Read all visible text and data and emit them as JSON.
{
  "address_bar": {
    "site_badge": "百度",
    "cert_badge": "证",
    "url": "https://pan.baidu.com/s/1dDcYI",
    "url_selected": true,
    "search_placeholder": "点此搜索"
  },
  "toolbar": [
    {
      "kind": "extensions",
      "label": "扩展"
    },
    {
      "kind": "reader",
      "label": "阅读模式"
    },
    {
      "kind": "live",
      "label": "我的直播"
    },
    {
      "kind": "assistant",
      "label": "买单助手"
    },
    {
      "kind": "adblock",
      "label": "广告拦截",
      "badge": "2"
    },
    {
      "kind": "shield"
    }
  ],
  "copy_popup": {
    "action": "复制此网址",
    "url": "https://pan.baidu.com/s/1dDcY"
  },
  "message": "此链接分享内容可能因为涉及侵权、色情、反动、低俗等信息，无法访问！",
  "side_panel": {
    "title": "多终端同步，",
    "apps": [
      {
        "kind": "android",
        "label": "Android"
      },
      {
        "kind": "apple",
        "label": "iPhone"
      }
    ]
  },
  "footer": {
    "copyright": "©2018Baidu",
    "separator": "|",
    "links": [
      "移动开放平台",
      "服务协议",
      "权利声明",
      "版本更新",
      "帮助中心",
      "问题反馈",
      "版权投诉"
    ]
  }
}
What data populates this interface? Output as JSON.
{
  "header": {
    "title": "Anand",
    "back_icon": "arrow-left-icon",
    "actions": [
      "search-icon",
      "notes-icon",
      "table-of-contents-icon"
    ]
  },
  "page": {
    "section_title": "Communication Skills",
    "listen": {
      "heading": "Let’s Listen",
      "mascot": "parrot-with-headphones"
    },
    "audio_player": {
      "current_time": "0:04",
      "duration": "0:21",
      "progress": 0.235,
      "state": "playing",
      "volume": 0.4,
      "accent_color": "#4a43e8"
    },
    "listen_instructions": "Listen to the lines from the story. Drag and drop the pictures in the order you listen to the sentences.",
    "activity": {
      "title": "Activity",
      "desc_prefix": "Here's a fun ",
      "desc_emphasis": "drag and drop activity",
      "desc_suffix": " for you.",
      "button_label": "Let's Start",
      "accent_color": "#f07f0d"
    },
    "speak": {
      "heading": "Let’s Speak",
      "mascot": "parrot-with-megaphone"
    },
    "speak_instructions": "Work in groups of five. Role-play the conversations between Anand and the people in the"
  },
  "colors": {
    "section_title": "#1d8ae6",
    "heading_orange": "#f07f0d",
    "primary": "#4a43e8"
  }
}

══════

◆ **The exercise**
Only the lines from the one containing "What data populates" to the end of the data should be printed, exactly as they stand.

◆ **Expected output**
What data populates this interface? Output as JSON.
{
  "header": {
    "title": "Anand",
    "back_icon": "arrow-left-icon",
    "actions": [
      "search-icon",
      "notes-icon",
      "table-of-contents-icon"
    ]
  },
  "page": {
    "section_title": "Communication Skills",
    "listen": {
      "heading": "Let’s Listen",
      "mascot": "parrot-with-headphones"
    },
    "audio_player": {
      "current_time": "0:04",
      "duration": "0:21",
      "progress": 0.235,
      "state": "playing",
      "volume": 0.4,
      "accent_color": "#4a43e8"
    },
    "listen_instructions": "Listen to the lines from the story. Drag and drop the pictures in the order you listen to the sentences.",
    "activity": {
      "title": "Activity",
      "desc_prefix": "Here's a fun ",
      "desc_emphasis": "drag and drop activity",
      "desc_suffix": " for you.",
      "button_label": "Let's Start",
      "accent_color": "#f07f0d"
    },
    "speak": {
      "heading": "Let’s Speak",
      "mascot": "parrot-with-megaphone"
    },
    "speak_instructions": "Work in groups of five. Role-play the conversations between Anand and the people in the"
  },
  "colors": {
    "section_title": "#1d8ae6",
    "heading_orange": "#f07f0d",
    "primary": "#4a43e8"
  }
}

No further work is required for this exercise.